» Source:
Toward the end of 1997 Albini joined Plant and Page at London’s famous Abbey Road Studios, scene of the Beatles’ greatest artistic flights, the record being completed in just thirty-five days. Plant and Page had not done an album this fast since Zeppelin’s debut.

“You can’t go waffling on about the whys and wherefores,” Plant told me soon after. “We just had a good time. Not too glossy, more of a live situation. We were all in the same room at the same time and it turned out nice. Much better than the last one we did together,
In Through the Out Door.

“I don’t remember much of that one, to be honest,” Page interjected dolefully.

“But the thing is,” Plant continued, brain rushing on, “who the bloody hell are we playing to now? The generation we first started playing for have all but gone, because the intensity and lust for music disappears. So we’re playing to and for ourselves.

“Truth to tell, it would be nice to be up there with the big boys of today. I don’t think it’s within the psyche of youth culture to consider us extreme any more, though, no matter what. And yet I’ve a strange feeling that we might be—in a clandestine fashion.”

Released in the spring of 1998, the record was titled
Walking into Clarksdale
, a reference to the great Mississippi blues town to which Plant had made a number of pilgrimages. Like the best blues it was spare-sounding and unadorned. There was a new warmth to Plant’s voice, especially so on more reflective songs such as “Blue Train,” a further poignant hymn to his late son Karac, and “Please Read the Letter,” one of several songs in which he pored over the ruins of broken relationships. Page, too, sometimes played beautifully, his solo on “Upon a Golden Horse” like drops of rain after a storm.

» Material supplied:
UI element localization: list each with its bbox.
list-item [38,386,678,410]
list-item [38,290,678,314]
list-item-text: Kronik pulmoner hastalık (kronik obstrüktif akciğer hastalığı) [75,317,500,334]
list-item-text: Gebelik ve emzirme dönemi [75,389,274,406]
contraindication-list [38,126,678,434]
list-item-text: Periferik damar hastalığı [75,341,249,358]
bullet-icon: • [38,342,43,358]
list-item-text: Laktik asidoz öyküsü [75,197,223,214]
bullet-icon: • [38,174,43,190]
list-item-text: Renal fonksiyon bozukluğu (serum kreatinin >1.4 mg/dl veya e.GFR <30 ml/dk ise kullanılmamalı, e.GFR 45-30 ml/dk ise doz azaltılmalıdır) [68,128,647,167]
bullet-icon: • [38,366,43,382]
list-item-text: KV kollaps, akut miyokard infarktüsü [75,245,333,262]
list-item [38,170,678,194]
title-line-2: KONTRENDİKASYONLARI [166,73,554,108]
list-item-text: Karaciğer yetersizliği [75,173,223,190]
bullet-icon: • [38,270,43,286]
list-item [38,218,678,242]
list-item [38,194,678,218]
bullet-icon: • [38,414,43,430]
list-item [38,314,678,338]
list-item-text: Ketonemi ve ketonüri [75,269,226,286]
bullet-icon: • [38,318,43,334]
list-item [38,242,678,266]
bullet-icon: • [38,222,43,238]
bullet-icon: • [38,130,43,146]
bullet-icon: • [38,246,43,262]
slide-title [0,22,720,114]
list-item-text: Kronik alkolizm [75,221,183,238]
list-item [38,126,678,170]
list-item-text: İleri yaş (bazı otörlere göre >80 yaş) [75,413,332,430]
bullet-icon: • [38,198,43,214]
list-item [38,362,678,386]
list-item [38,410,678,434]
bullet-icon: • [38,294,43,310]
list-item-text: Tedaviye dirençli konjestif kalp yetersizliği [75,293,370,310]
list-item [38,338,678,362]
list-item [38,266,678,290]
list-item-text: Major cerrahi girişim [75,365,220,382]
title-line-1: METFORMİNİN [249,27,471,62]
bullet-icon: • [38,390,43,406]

» Problems to solve:
• A. According to the passage on Plant and Page's 1998 album, in how many days was the record completed at Abbey Road Studios?
• B. Echo the passage on Plant and Page's 1998 album verbatim, starting at "Toward the end" and ending at "the Out Door.".
The records stand apart from the passage on Plant and Page's 1998 album and are unrelated to it.

» The answers:
• A. Thirty-five days.

• B.
Toward the end of 1997 Albini joined Plant and Page at London’s famous Abbey Road Studios, scene of the Beatles’ greatest artistic flights, the record being completed in just thirty-five days. Plant and Page had not done an album this fast since Zeppelin’s debut.

“You can’t go waffling on about the whys and wherefores,” Plant told me soon after. “We just had a good time. Not too glossy, more of a live situation. We were all in the same room at the same time and it turned out nice. Much better than the last one we did together,
In Through the Out Door.